Write out the account of the PYUSD minting error below word for word, from its first sentence to its last.

··· Text shown

On October 15th, the Ethereum blockchain experienced a brief, almost unbelievable moment that resembled a financial fantasy.
Paxos, the company responsible for PayPal’s stablecoin, PYUSD, mistakenly generated $300 trillion worth of the tokens – an amount roughly equivalent to 300 times the world’s entire gross domestic product. The tokens were then immediately destroyed, or “burned.”
The event, which was publicly visible on the Ethereum blockchain, triggered a flurry of activity among analysts, traders, and automated trading programs.
Within minutes, Paxos issued a statement confirming that the immense minting was the result of an internal operational oversight, and not a security breach or hack. The company also assured users that no funds were compromised as a result of the error.
Nevertheless, the sheer magnitude of the sum involved meant that “PYUSD” became the most talked-about cryptocurrency for a full 24-hour period. Santiment, a blockchain analytics provider, noted a surge in mentions on social media, registering thousands of posts per minute as users reacted with disbelief.
What Prompted This Occurrence?
The blockchain security firm, Quill Audits, analyzed the situation and traced the origin of the error to the token’s underlying contract structure.
According to Quill Audits’ findings, the PYUSD smart contract granted a single, externally owned account (EOA) complete authority to both mint and burn tokens without any limitations on the amount, rate, or necessity for multi-signature approvals.
The security firm further revealed that the single, authorized key performed three rapid transactions: first minting the $300 trillion PYUSD, then burning that amount, and subsequently minting another $300 billion.
Given these circumstances, Quill Audits surmised that:
“This points towards either a bug within the backend system or a serious human error – or possibly both.”
Meanwhile, Sam Ramirez, the lead engineer at Argentum, speculated that Paxos’ initial intention was to transfer 300 million PYUSD between different wallets, but they mistakenly burned them instead.
He suggested that the company’s attempt to rectify this initial error potentially led to the massive over-minting of 300 trillion tokens.

······
··· Provided information

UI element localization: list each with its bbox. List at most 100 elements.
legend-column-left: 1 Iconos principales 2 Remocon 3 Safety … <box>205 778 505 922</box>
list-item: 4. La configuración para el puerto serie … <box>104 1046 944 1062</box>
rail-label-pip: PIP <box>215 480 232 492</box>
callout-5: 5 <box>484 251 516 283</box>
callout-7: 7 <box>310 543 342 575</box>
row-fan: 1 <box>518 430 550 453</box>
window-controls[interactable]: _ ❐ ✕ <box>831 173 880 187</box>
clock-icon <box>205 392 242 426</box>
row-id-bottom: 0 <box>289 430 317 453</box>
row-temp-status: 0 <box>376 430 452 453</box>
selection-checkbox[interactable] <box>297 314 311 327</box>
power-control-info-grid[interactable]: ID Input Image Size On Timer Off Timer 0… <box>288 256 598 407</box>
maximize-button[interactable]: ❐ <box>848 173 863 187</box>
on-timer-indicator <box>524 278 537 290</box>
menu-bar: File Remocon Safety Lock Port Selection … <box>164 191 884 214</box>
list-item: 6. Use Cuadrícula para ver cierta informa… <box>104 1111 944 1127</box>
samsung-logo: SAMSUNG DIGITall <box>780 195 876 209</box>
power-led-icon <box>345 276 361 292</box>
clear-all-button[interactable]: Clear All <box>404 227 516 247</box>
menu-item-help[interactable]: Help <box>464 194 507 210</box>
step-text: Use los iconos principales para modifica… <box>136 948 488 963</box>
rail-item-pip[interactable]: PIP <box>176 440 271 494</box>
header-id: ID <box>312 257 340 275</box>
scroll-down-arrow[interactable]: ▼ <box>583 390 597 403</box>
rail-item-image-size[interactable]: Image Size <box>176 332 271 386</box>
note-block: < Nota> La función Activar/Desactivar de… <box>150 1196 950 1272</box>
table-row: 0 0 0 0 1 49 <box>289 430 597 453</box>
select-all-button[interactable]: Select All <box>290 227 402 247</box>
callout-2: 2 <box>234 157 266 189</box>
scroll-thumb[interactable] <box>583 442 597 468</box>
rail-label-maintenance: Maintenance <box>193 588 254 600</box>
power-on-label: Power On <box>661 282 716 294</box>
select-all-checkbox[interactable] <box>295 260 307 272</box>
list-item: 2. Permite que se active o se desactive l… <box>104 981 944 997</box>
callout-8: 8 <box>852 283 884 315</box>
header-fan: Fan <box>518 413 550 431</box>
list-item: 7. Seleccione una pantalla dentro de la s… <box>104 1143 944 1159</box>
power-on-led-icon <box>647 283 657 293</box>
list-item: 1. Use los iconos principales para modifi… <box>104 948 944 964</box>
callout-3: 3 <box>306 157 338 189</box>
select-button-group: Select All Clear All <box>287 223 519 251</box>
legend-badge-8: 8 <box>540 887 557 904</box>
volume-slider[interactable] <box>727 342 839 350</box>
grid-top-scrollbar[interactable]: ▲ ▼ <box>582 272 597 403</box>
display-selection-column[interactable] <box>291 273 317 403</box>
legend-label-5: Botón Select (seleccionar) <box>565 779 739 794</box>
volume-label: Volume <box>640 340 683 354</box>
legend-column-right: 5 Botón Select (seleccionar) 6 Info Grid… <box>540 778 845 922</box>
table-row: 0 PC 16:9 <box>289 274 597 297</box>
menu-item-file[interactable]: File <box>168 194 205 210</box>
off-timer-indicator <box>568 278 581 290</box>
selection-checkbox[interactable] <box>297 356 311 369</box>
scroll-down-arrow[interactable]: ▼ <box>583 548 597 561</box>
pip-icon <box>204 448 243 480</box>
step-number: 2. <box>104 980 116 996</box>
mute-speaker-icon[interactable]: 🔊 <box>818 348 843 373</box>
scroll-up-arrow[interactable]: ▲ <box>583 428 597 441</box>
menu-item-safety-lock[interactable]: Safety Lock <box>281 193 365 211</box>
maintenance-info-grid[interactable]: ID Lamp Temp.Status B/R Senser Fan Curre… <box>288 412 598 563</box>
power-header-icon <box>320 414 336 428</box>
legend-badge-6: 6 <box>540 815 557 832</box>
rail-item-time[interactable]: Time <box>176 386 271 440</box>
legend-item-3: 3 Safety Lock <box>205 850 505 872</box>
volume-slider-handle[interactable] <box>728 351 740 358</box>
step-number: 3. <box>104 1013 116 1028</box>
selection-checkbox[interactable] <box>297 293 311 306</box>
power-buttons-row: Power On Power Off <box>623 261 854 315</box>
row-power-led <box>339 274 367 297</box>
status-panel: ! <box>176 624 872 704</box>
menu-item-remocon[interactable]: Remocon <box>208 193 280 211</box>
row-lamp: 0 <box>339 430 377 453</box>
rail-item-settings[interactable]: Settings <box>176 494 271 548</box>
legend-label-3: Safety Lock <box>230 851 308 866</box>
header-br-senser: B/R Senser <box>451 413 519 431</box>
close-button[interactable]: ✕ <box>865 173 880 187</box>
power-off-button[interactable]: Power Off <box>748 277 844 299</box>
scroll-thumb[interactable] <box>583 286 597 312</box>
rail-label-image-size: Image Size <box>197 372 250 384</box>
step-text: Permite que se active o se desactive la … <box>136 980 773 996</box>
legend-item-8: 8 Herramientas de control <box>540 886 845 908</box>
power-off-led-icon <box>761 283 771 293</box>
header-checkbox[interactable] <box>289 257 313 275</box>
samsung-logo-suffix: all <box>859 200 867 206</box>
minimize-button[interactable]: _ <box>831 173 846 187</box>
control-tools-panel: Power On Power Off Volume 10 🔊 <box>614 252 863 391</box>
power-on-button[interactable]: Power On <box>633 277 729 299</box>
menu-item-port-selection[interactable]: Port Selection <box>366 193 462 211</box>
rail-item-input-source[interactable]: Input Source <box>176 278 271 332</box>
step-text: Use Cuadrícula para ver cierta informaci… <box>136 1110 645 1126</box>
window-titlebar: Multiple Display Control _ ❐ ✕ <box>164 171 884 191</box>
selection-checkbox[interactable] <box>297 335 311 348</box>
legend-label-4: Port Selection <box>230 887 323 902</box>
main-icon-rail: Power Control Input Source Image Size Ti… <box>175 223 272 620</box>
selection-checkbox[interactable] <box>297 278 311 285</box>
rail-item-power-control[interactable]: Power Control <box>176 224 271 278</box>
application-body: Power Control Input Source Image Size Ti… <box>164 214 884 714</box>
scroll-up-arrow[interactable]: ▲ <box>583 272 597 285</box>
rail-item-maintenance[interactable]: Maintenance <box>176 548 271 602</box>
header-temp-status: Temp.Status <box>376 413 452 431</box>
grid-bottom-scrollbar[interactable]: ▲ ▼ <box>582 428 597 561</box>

······

## Task result:
On October 15th, the Ethereum blockchain experienced a brief, almost unbelievable moment that resembled a financial fantasy.
Paxos, the company responsible for PayPal’s stablecoin, PYUSD, mistakenly generated $300 trillion worth of the tokens – an amount roughly equivalent to 300 times the world’s entire gross domestic product. The tokens were then immediately destroyed, or “burned.”
The event, which was publicly visible on the Ethereum blockchain, triggered a flurry of activity among analysts, traders, and automated trading programs.
Within minutes, Paxos issued a statement confirming that the immense minting was the result of an internal operational oversight, and not a security breach or hack. The company also assured users that no funds were compromised as a result of the error.
Nevertheless, the sheer magnitude of the sum involved meant that “PYUSD” became the most talked-about cryptocurrency for a full 24-hour period. Santiment, a blockchain analytics provider, noted a surge in mentions on social media, registering thousands of posts per minute as users reacted with disbelief.
What Prompted This Occurrence?
The blockchain security firm, Quill Audits, analyzed the situation and traced the origin of the error to the token’s underlying contract structure.
According to Quill Audits’ findings, the PYUSD smart contract granted a single, externally owned account (EOA) complete authority to both mint and burn tokens without any limitations on the amount, rate, or necessity for multi-signature approvals.
The security firm further revealed that the single, authorized key performed three rapid transactions: first minting the $300 trillion PYUSD, then burning that amount, and subsequently minting another $300 billion.
Given these circumstances, Quill Audits surmised that:
“This points towards either a bug within the backend system or a serious human error – or possibly both.”
Meanwhile, Sam Ramirez, the lead engineer at Argentum, speculated that Paxos’ initial intention was to transfer 300 million PYUSD between different wallets, but they mistakenly burned them instead.
He suggested that the company’s attempt to rectify this initial error potentially led to the massive over-minting of 300 trillion tokens.